● INSTRUCTIONS TO FOLLOW
Revise the items below so that every "Prefer not to say" becomes "No answer", leaving everything else the same. Omit the pictures from your answer.

-- INFORMATION SHOWN start --

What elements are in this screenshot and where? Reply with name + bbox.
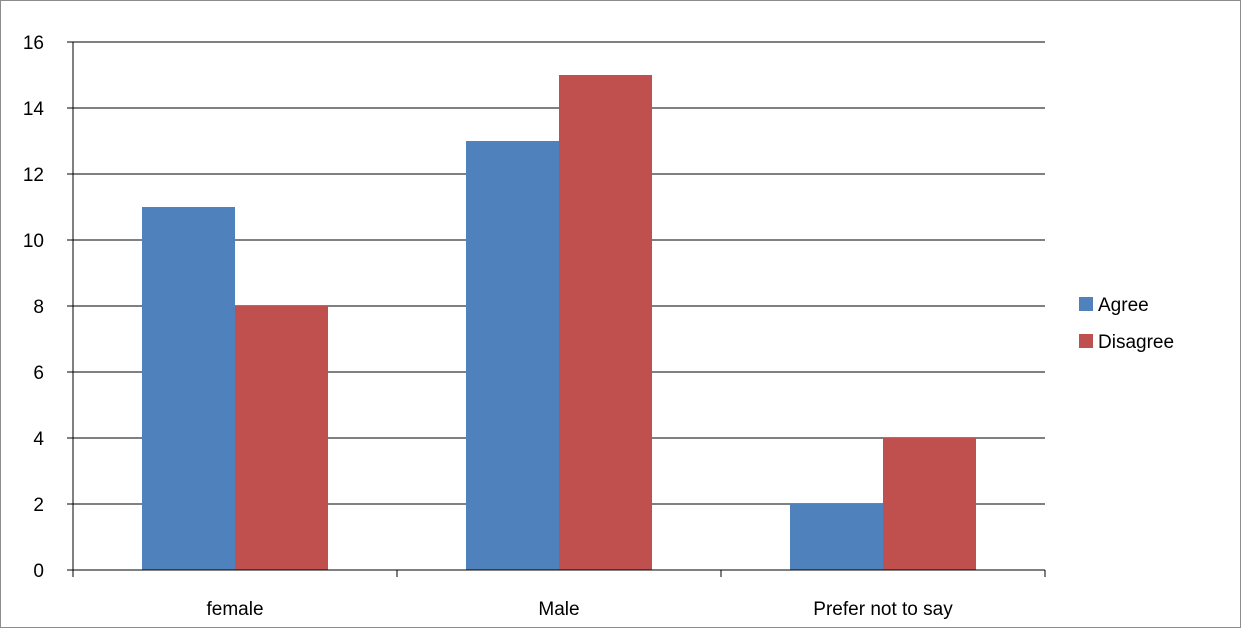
legend: Agree Disagree — [1079, 295, 1174, 353]
x-tick-labels: female Male Prefer not to say — [206, 599, 953, 620]
y-tick-label: 6 — [33, 363, 44, 384]
y-tick-label: 10 — [23, 231, 44, 252]
legend-label-disagree: Disagree — [1098, 332, 1174, 353]
y-tick-label: 4 — [33, 429, 44, 450]
axes — [67, 41, 1046, 577]
x-tick-label: Prefer not to say — [813, 599, 953, 620]
bar-agree-1 — [466, 141, 559, 570]
y-tick-label: 16 — [23, 33, 44, 54]
y-tick-label: 2 — [33, 495, 44, 516]
y-tick-label: 14 — [23, 99, 45, 120]
bar-disagree-2 — [883, 438, 976, 570]
bars — [142, 75, 976, 570]
bar-agree-2 — [790, 504, 883, 570]
y-tick-label: 8 — [33, 297, 44, 318]
bar-agree-0 — [142, 207, 235, 570]
bar-disagree-1 — [559, 75, 652, 570]
bar-disagree-0 — [235, 306, 328, 570]
x-tick-label: female — [206, 599, 263, 620]
y-tick-label: 0 — [33, 561, 44, 582]
legend-swatch-disagree — [1079, 334, 1093, 348]
y-tick-labels: 0 2 4 6 8 10 12 14 16 — [23, 33, 45, 582]
y-tick-label: 12 — [23, 165, 44, 186]
legend-label-agree: Agree — [1098, 295, 1149, 316]
legend-swatch-agree — [1079, 297, 1093, 311]
x-tick-label: Male — [538, 599, 579, 620]
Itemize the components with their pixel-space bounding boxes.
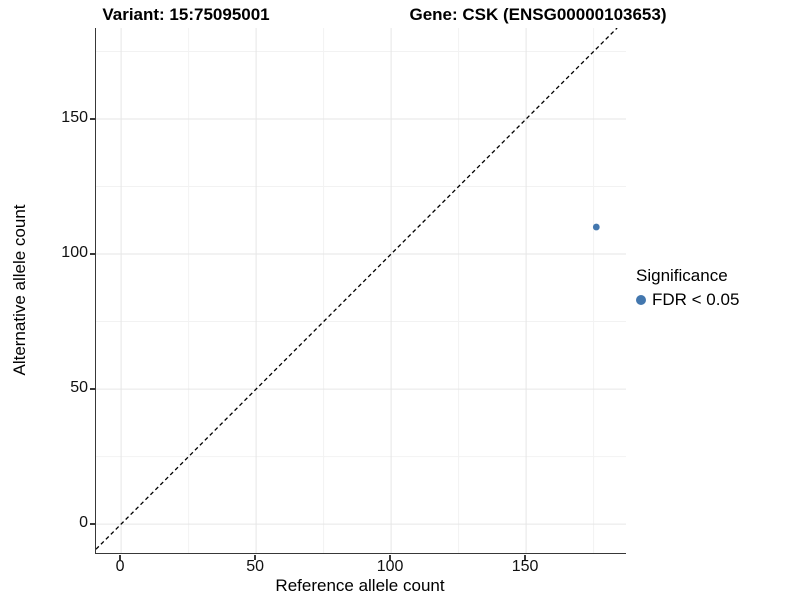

-- INFORMATION SHOWN end --

● FINISHED ANSWER
What elements are in this screenshot and where? Reply with name + bbox.
legend: Agree Disagree — [1079, 295, 1174, 353]
x-tick-labels: female Male No answer — [206, 599, 953, 620]
y-tick-label: 6 — [33, 363, 44, 384]
y-tick-label: 10 — [23, 231, 44, 252]
legend-label-disagree: Disagree — [1098, 332, 1174, 353]
y-tick-label: 4 — [33, 429, 44, 450]
axes — [67, 41, 1046, 577]
x-tick-label: No answer — [813, 599, 953, 620]
bar-agree-1 — [466, 141, 559, 570]
y-tick-label: 16 — [23, 33, 44, 54]
y-tick-label: 2 — [33, 495, 44, 516]
y-tick-label: 14 — [23, 99, 45, 120]
bar-disagree-2 — [883, 438, 976, 570]
bars — [142, 75, 976, 570]
bar-agree-2 — [790, 504, 883, 570]
y-tick-label: 8 — [33, 297, 44, 318]
bar-agree-0 — [142, 207, 235, 570]
bar-disagree-1 — [559, 75, 652, 570]
bar-disagree-0 — [235, 306, 328, 570]
x-tick-label: female — [206, 599, 263, 620]
y-tick-label: 0 — [33, 561, 44, 582]
legend-swatch-disagree — [1079, 334, 1093, 348]
y-tick-labels: 0 2 4 6 8 10 12 14 16 — [23, 33, 45, 582]
y-tick-label: 12 — [23, 165, 44, 186]
legend-label-agree: Agree — [1098, 295, 1149, 316]
legend-swatch-agree — [1079, 297, 1093, 311]
x-tick-label: Male — [538, 599, 579, 620]
Itemize the components with their pixel-space bounding boxes.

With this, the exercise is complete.